* Start RECORDS *
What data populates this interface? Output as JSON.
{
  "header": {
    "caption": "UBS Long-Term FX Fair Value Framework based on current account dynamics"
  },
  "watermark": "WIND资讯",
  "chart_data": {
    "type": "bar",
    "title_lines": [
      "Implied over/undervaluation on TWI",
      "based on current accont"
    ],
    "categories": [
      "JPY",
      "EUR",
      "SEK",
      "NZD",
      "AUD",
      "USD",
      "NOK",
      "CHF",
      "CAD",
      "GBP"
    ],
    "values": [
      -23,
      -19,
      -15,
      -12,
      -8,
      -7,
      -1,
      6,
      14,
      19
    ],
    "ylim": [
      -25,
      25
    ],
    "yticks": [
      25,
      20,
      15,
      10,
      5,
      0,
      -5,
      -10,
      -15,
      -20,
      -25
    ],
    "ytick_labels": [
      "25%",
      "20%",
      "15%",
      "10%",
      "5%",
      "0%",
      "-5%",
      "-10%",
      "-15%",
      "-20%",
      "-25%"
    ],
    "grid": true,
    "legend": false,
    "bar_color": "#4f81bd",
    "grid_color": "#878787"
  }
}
* End RECORDS *
▶ _WORK TO BE COMPLETED_: Set down the material above again, word for word.

▶ _REPLY_:
What data populates this interface? Output as JSON.
{
  "header": {
    "caption": "UBS Long-Term FX Fair Value Framework based on current account dynamics"
  },
  "watermark": "WIND资讯",
  "chart_data": {
    "type": "bar",
    "title_lines": [
      "Implied over/undervaluation on TWI",
      "based on current accont"
    ],
    "categories": [
      "JPY",
      "EUR",
      "SEK",
      "NZD",
      "AUD",
      "USD",
      "NOK",
      "CHF",
      "CAD",
      "GBP"
    ],
    "values": [
      -23,
      -19,
      -15,
      -12,
      -8,
      -7,
      -1,
      6,
      14,
      19
    ],
    "ylim": [
      -25,
      25
    ],
    "yticks": [
      25,
      20,
      15,
      10,
      5,
      0,
      -5,
      -10,
      -15,
      -20,
      -25
    ],
    "ytick_labels": [
      "25%",
      "20%",
      "15%",
      "10%",
      "5%",
      "0%",
      "-5%",
      "-10%",
      "-15%",
      "-20%",
      "-25%"
    ],
    "grid": true,
    "legend": false,
    "bar_color": "#4f81bd",
    "grid_color": "#878787"
  }
}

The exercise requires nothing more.